[Start]
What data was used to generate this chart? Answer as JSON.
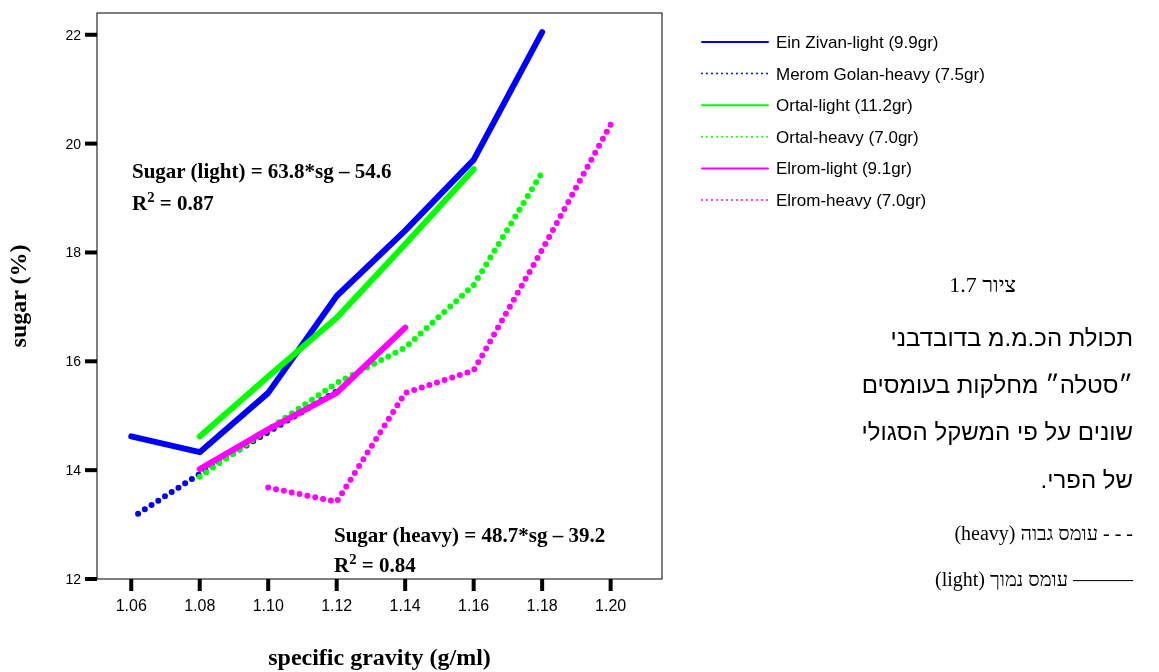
{
  "chart_data": {
    "type": "line",
    "xlabel": "specific gravity (g/ml)",
    "ylabel": "sugar (%)",
    "xlim": [
      1.05,
      1.215
    ],
    "ylim": [
      12,
      22.4
    ],
    "xticks": [
      1.06,
      1.08,
      {
        "value": 1.1,
        "label": "1.10"
      },
      1.12,
      1.14,
      1.16,
      1.18,
      {
        "value": 1.2,
        "label": "1.20"
      }
    ],
    "yticks": [
      12,
      14,
      16,
      18,
      20,
      22
    ],
    "grid": false,
    "legend": "top right",
    "marker": "none",
    "series": [
      {
        "name": "Ein Zivan-light (9.9gr)",
        "color": "#0000ff",
        "line_style": "solid",
        "x": [
          1.06,
          1.08,
          1.1,
          1.12,
          1.14,
          1.16,
          1.18
        ],
        "values": [
          14.62,
          14.33,
          15.42,
          17.2,
          18.4,
          19.7,
          22.05
        ]
      },
      {
        "name": "Merom Golan-heavy (7.5gr)",
        "color": "#0000ff",
        "line_style": "dotted",
        "x": [
          1.062,
          1.08,
          1.1,
          1.12
        ],
        "values": [
          13.2,
          13.93,
          14.7,
          15.45
        ]
      },
      {
        "name": "Ortal-light (11.2gr)",
        "color": "#00ff00",
        "line_style": "solid",
        "x": [
          1.08,
          1.1,
          1.12,
          1.14,
          1.16
        ],
        "values": [
          14.62,
          15.72,
          16.8,
          18.15,
          19.53
        ]
      },
      {
        "name": "Ortal-heavy (7.0gr)",
        "color": "#00ff00",
        "line_style": "dotted",
        "x": [
          1.08,
          1.1,
          1.12,
          1.14,
          1.16,
          1.18
        ],
        "values": [
          13.88,
          14.75,
          15.6,
          16.25,
          17.4,
          19.47
        ]
      },
      {
        "name": "Elrom-light (9.1gr)",
        "color": "#ff00ff",
        "line_style": "solid",
        "x": [
          1.08,
          1.1,
          1.12,
          1.14
        ],
        "values": [
          14.02,
          14.75,
          15.42,
          16.62
        ]
      },
      {
        "name": "Elrom-heavy (7.0gr)",
        "color": "#ff00ff",
        "line_style": "dotted",
        "x": [
          1.1,
          1.12,
          1.14,
          1.16,
          1.18,
          1.2
        ],
        "values": [
          13.68,
          13.42,
          15.42,
          15.83,
          18.05,
          20.35
        ]
      }
    ],
    "annotations": [
      "Sugar (light) = 63.8*sg – 54.6",
      "R$^{2}$ = 0.87",
      "Sugar (heavy) = 48.7*sg – 39.2",
      "R$^{2}$ = 0.84",
      "ציור 1.7",
      "תכולת הכ.מ.מ בדובדבני",
      "״סטלה״ מחלקות בעומסים",
      "שונים על פי המשקל הסגולי",
      "של הפרי.",
      "- - -  עומס גבוה (heavy)",
      "——— עומס נמוך (light)"
    ]
  }
}
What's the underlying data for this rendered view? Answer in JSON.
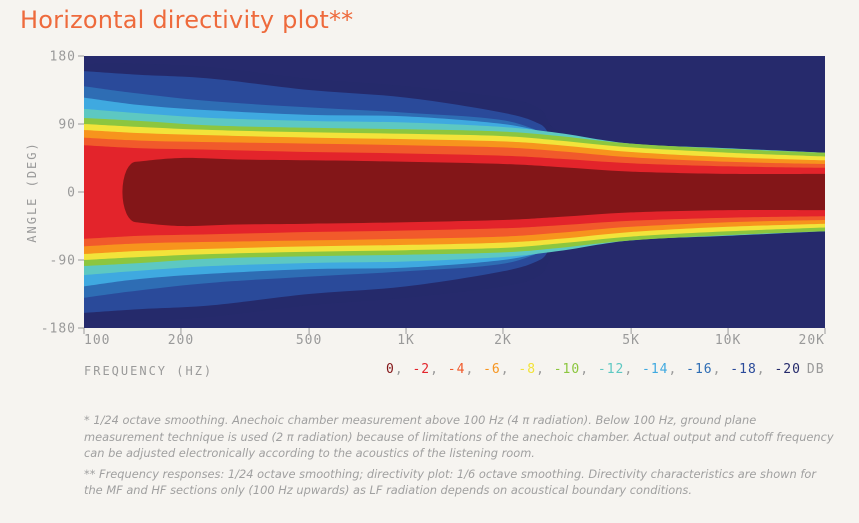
{
  "title": "Horizontal directivity plot**",
  "chart_data": {
    "type": "heatmap",
    "title": "Horizontal directivity plot**",
    "xlabel": "FREQUENCY (HZ)",
    "ylabel": "ANGLE (DEG)",
    "x_scale": "log",
    "xlim": [
      100,
      20000
    ],
    "ylim": [
      -180,
      180
    ],
    "x_ticks": [
      {
        "value": 100,
        "label": "100"
      },
      {
        "value": 200,
        "label": "200"
      },
      {
        "value": 500,
        "label": "500"
      },
      {
        "value": 1000,
        "label": "1K"
      },
      {
        "value": 2000,
        "label": "2K"
      },
      {
        "value": 5000,
        "label": "5K"
      },
      {
        "value": 10000,
        "label": "10K"
      },
      {
        "value": 20000,
        "label": "20K"
      }
    ],
    "y_ticks": [
      {
        "value": 180,
        "label": "180"
      },
      {
        "value": 90,
        "label": "90"
      },
      {
        "value": 0,
        "label": "0"
      },
      {
        "value": -90,
        "label": "-90"
      },
      {
        "value": -180,
        "label": "-180"
      }
    ],
    "legend_unit": "DB",
    "levels": [
      {
        "label": "0",
        "color": "#831618"
      },
      {
        "label": "-2",
        "color": "#e3242b"
      },
      {
        "label": "-4",
        "color": "#f15a2b"
      },
      {
        "label": "-6",
        "color": "#f7941d"
      },
      {
        "label": "-8",
        "color": "#f2e33a"
      },
      {
        "label": "-10",
        "color": "#8cc63f"
      },
      {
        "label": "-12",
        "color": "#5dc8c2"
      },
      {
        "label": "-14",
        "color": "#3fa9e0"
      },
      {
        "label": "-16",
        "color": "#2e6db4"
      },
      {
        "label": "-18",
        "color": "#2a4a9a"
      },
      {
        "label": "-20",
        "color": "#252a6b"
      }
    ],
    "contours_deg": [
      {
        "level": "-20",
        "x": [
          100,
          150,
          250,
          500,
          1000,
          2000,
          2600,
          3000,
          5000,
          10000,
          20000
        ],
        "y": [
          170,
          170,
          165,
          150,
          140,
          125,
          110,
          80,
          60,
          55,
          55
        ]
      },
      {
        "level": "-18",
        "x": [
          100,
          150,
          250,
          500,
          1000,
          2000,
          2600,
          3000,
          5000,
          10000,
          20000
        ],
        "y": [
          160,
          155,
          150,
          135,
          125,
          105,
          90,
          70,
          57,
          52,
          52
        ]
      },
      {
        "level": "-16",
        "x": [
          100,
          150,
          250,
          500,
          1000,
          2000,
          3000,
          5000,
          10000,
          20000
        ],
        "y": [
          140,
          130,
          120,
          112,
          105,
          95,
          72,
          58,
          52,
          52
        ]
      },
      {
        "level": "-14",
        "x": [
          100,
          150,
          250,
          500,
          1000,
          2000,
          3000,
          5000,
          10000,
          20000
        ],
        "y": [
          125,
          115,
          108,
          102,
          100,
          90,
          75,
          60,
          55,
          52
        ]
      },
      {
        "level": "-12",
        "x": [
          100,
          150,
          250,
          500,
          1000,
          2000,
          3000,
          5000,
          10000,
          20000
        ],
        "y": [
          110,
          104,
          98,
          94,
          92,
          86,
          78,
          64,
          58,
          52
        ]
      },
      {
        "level": "-10",
        "x": [
          100,
          150,
          250,
          500,
          1000,
          2000,
          3000,
          5000,
          10000,
          20000
        ],
        "y": [
          98,
          94,
          88,
          85,
          83,
          80,
          74,
          64,
          57,
          52
        ]
      },
      {
        "level": "-8",
        "x": [
          100,
          150,
          250,
          500,
          1000,
          2000,
          3000,
          5000,
          10000,
          20000
        ],
        "y": [
          90,
          86,
          82,
          79,
          77,
          74,
          68,
          59,
          52,
          47
        ]
      },
      {
        "level": "-6",
        "x": [
          100,
          150,
          250,
          500,
          1000,
          2000,
          3000,
          5000,
          10000,
          20000
        ],
        "y": [
          82,
          78,
          75,
          72,
          70,
          67,
          62,
          53,
          46,
          42
        ]
      },
      {
        "level": "-4",
        "x": [
          100,
          150,
          250,
          500,
          1000,
          2000,
          3000,
          5000,
          10000,
          20000
        ],
        "y": [
          72,
          68,
          66,
          64,
          62,
          59,
          54,
          46,
          40,
          37
        ]
      },
      {
        "level": "-2",
        "x": [
          100,
          150,
          250,
          500,
          1000,
          2000,
          3000,
          5000,
          10000,
          20000
        ],
        "y": [
          62,
          58,
          56,
          53,
          51,
          48,
          44,
          38,
          34,
          32
        ]
      },
      {
        "level": "0",
        "x": [
          145,
          200,
          300,
          500,
          1000,
          2000,
          3000,
          5000,
          10000,
          20000
        ],
        "y": [
          40,
          45,
          43,
          42,
          40,
          37,
          33,
          27,
          24,
          24
        ]
      }
    ]
  },
  "notes": [
    "* 1/24 octave smoothing. Anechoic chamber measurement above 100 Hz (4 π radiation). Below 100 Hz, ground plane measurement technique is used (2 π radiation) because of limitations of the anechoic chamber. Actual output and cutoff frequency can be adjusted electronically according to the acoustics of the listening room.",
    "** Frequency responses: 1/24 octave smoothing; directivity plot: 1/6 octave smoothing. Directivity characteristics are shown for the MF and HF sections only (100 Hz upwards) as LF radiation depends on acoustical boundary conditions."
  ]
}
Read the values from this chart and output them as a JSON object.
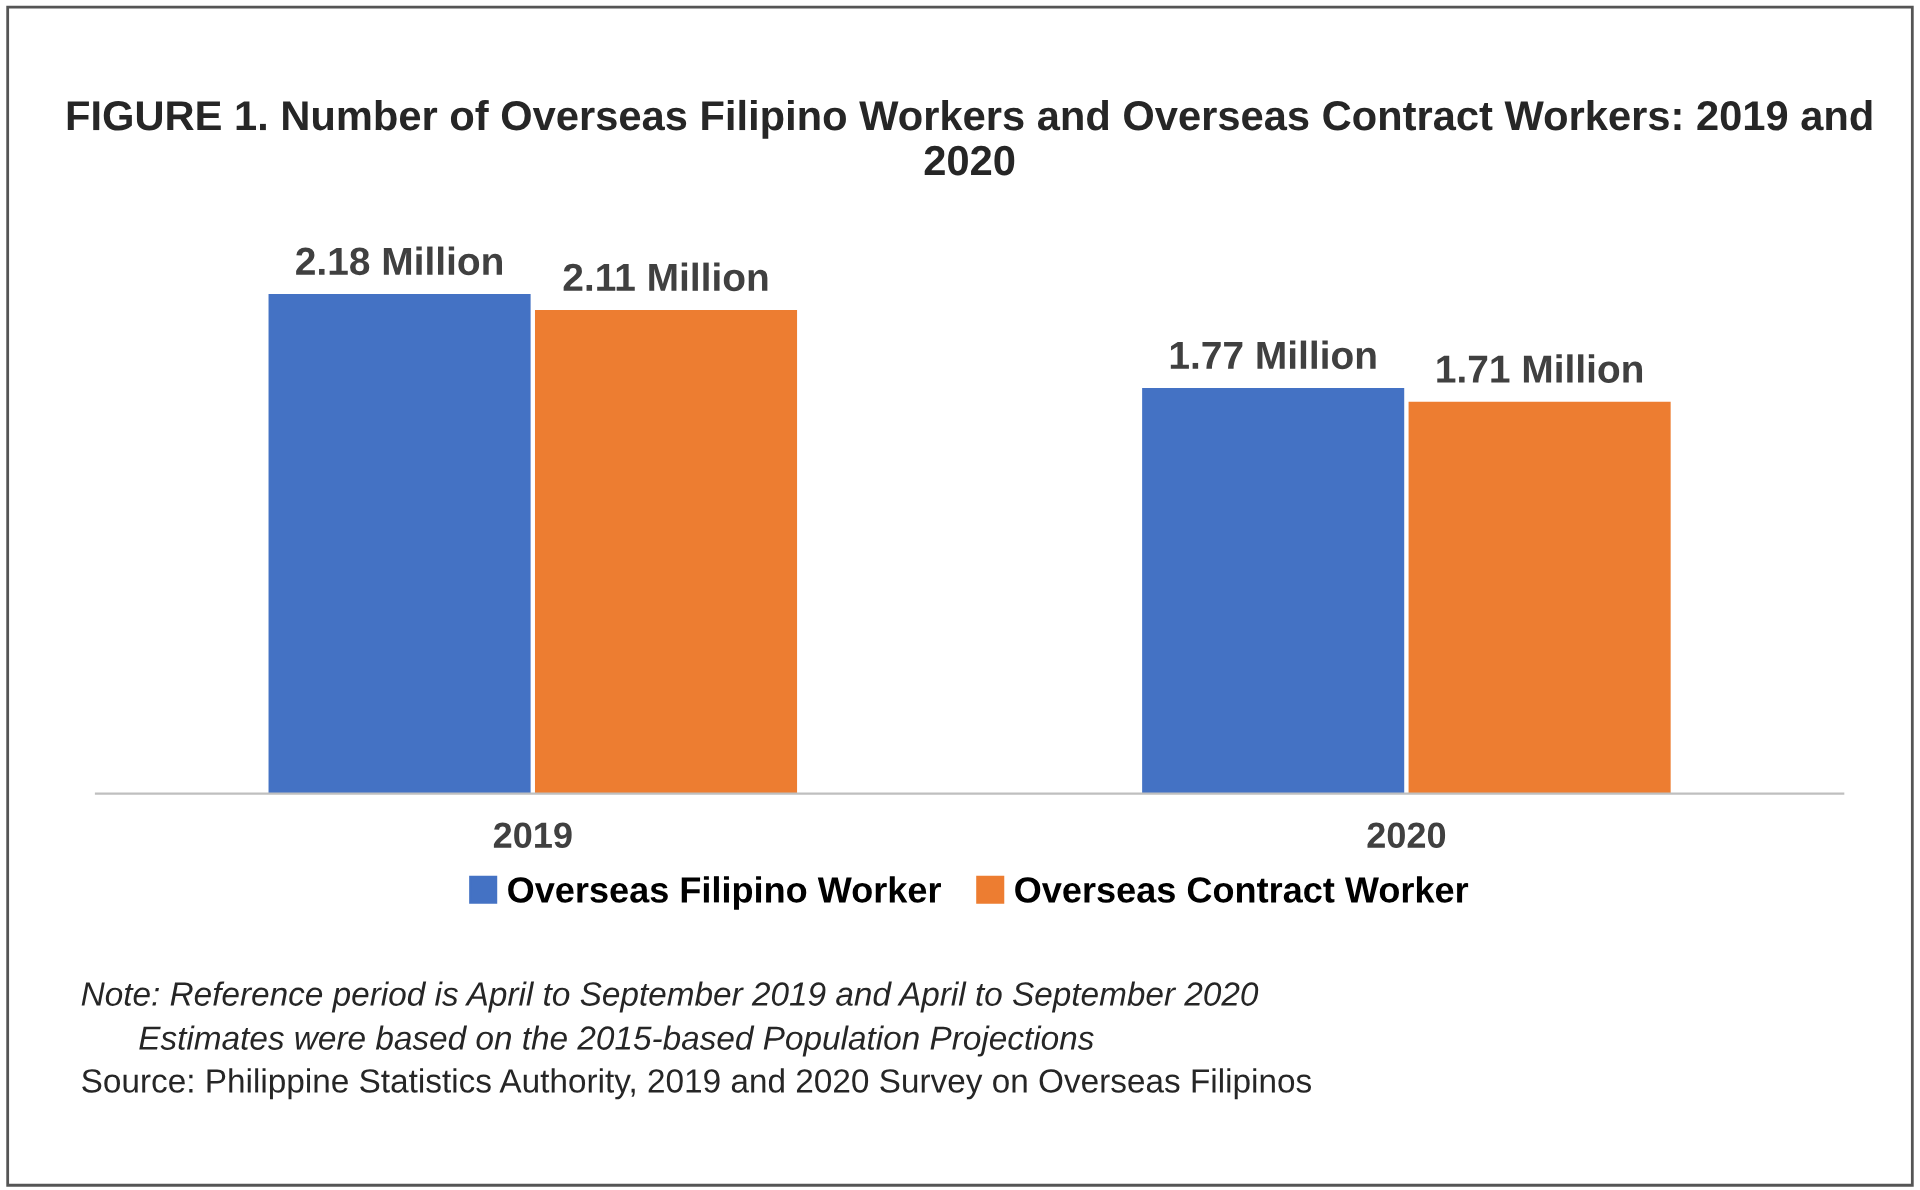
{
  "chart_data": {
    "type": "bar",
    "title": "FIGURE 1. Number of Overseas Filipino Workers and Overseas Contract Workers: 2019 and 2020",
    "categories": [
      "2019",
      "2020"
    ],
    "series": [
      {
        "name": "Overseas Filipino Worker",
        "color": "#4472c4",
        "values": [
          2.18,
          1.77
        ],
        "value_labels": [
          "2.18 Million",
          "1.77 Million"
        ]
      },
      {
        "name": "Overseas Contract Worker",
        "color": "#ed7d31",
        "values": [
          2.11,
          1.71
        ],
        "value_labels": [
          "2.11 Million",
          "1.71 Million"
        ]
      }
    ],
    "legend": "bottom",
    "grid": false,
    "annotations": [
      "Note: Reference period is April to September 2019 and April to September 2020",
      "Estimates were based on the 2015-based Population Projections",
      "Source: Philippine Statistics Authority, 2019 and 2020 Survey on Overseas Filipinos"
    ]
  }
}
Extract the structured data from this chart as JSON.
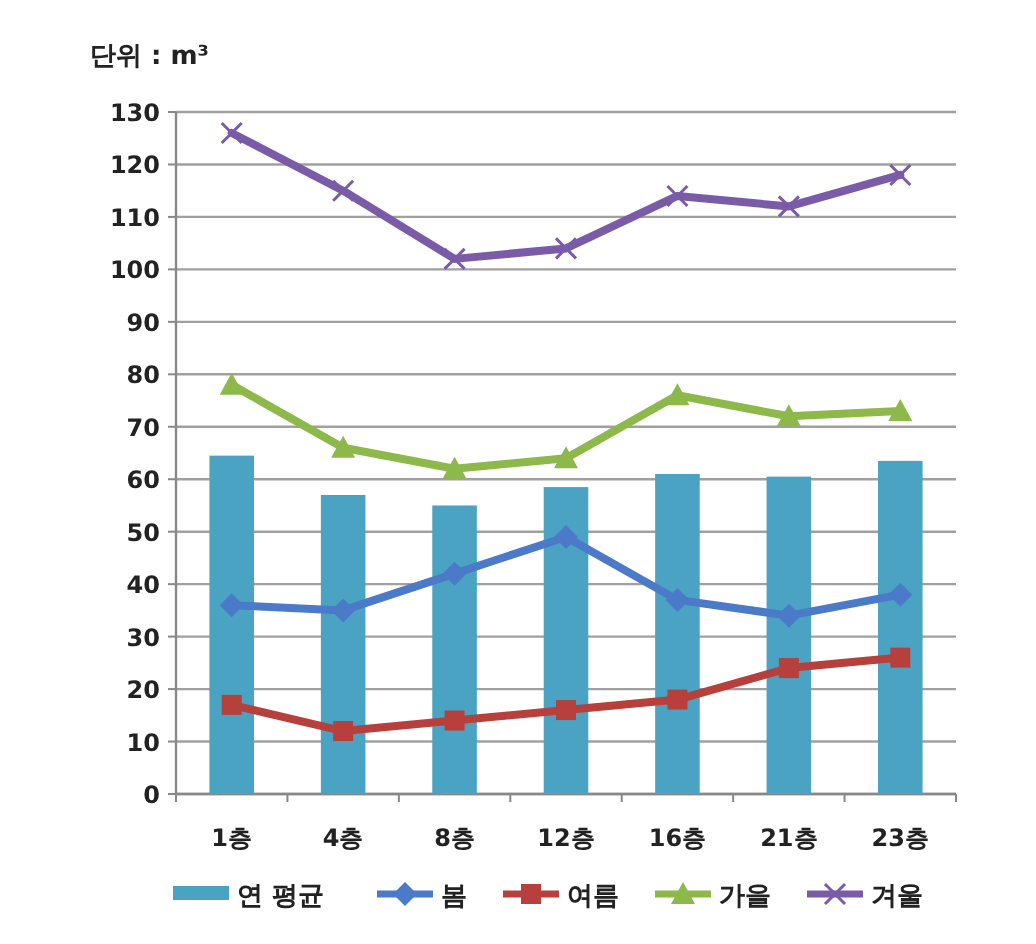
{
  "chart_data": {
    "type": "bar",
    "ylabel": "단위 : m³",
    "categories": [
      "1층",
      "4층",
      "8층",
      "12층",
      "16층",
      "21층",
      "23층"
    ],
    "series": [
      {
        "name": "연 평균",
        "color": "#4ba3c3",
        "values": [
          64.5,
          57,
          55,
          58.5,
          61,
          60.5,
          63.5
        ]
      },
      {
        "name": "봄",
        "type": "line",
        "marker": "diamond",
        "color": "#4a7ac8",
        "values": [
          36,
          35,
          42,
          49,
          37,
          34,
          38
        ]
      },
      {
        "name": "여름",
        "type": "line",
        "marker": "square",
        "color": "#b7403c",
        "values": [
          17,
          12,
          14,
          16,
          18,
          24,
          26
        ]
      },
      {
        "name": "가을",
        "type": "line",
        "marker": "triangle",
        "color": "#8db84a",
        "values": [
          78,
          66,
          62,
          64,
          76,
          72,
          73
        ]
      },
      {
        "name": "겨울",
        "type": "line",
        "marker": "cross",
        "color": "#7a5ba8",
        "values": [
          126,
          115,
          102,
          104,
          114,
          112,
          118
        ]
      }
    ],
    "ylim": [
      0,
      130
    ],
    "yticks": [
      0,
      10,
      20,
      30,
      40,
      50,
      60,
      70,
      80,
      90,
      100,
      110,
      120,
      130
    ],
    "grid": "y",
    "legend": "bottom"
  }
}
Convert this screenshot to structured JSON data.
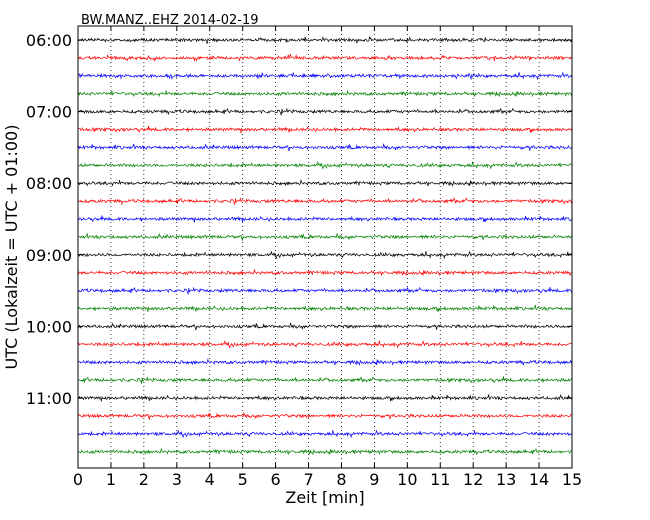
{
  "chart_data": {
    "type": "line",
    "title": "BW.MANZ..EHZ 2014-02-19",
    "xlabel": "Zeit  [min]",
    "ylabel": "UTC (Lokalzeit = UTC + 01:00)",
    "xlim": [
      0,
      15
    ],
    "x_ticks": [
      "0",
      "1",
      "2",
      "3",
      "4",
      "5",
      "6",
      "7",
      "8",
      "9",
      "10",
      "11",
      "12",
      "13",
      "14",
      "15"
    ],
    "y_tick_labels": [
      "06:00",
      "07:00",
      "08:00",
      "09:00",
      "10:00",
      "11:00"
    ],
    "grid": "vertical dotted at each minute",
    "trace_interval_min": 15,
    "trace_start": "06:00",
    "color_cycle": [
      "#000000",
      "#ff0000",
      "#0000ff",
      "#008000"
    ],
    "series": [
      {
        "start": "06:00"
      },
      {
        "start": "06:15"
      },
      {
        "start": "06:30"
      },
      {
        "start": "06:45"
      },
      {
        "start": "07:00"
      },
      {
        "start": "07:15"
      },
      {
        "start": "07:30"
      },
      {
        "start": "07:45"
      },
      {
        "start": "08:00"
      },
      {
        "start": "08:15"
      },
      {
        "start": "08:30"
      },
      {
        "start": "08:45"
      },
      {
        "start": "09:00"
      },
      {
        "start": "09:15"
      },
      {
        "start": "09:30"
      },
      {
        "start": "09:45"
      },
      {
        "start": "10:00"
      },
      {
        "start": "10:15"
      },
      {
        "start": "10:30"
      },
      {
        "start": "10:45"
      },
      {
        "start": "11:00"
      },
      {
        "start": "11:15"
      },
      {
        "start": "11:30"
      },
      {
        "start": "11:45"
      }
    ]
  }
}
[End]
EXERCISE REQUIREMENTS: In the records above, find each line holding "heavy" and copy it.

THE ANSWER:
        "name": "Merom Golan-heavy (7.5gr)",
        "name": "Ortal-heavy (7.0gr)",
        "name": "Elrom-heavy (7.0gr)",
      "Sugar (heavy) = 48.7*sg – 39.2",
      "- - -  עומס גבוה (heavy)",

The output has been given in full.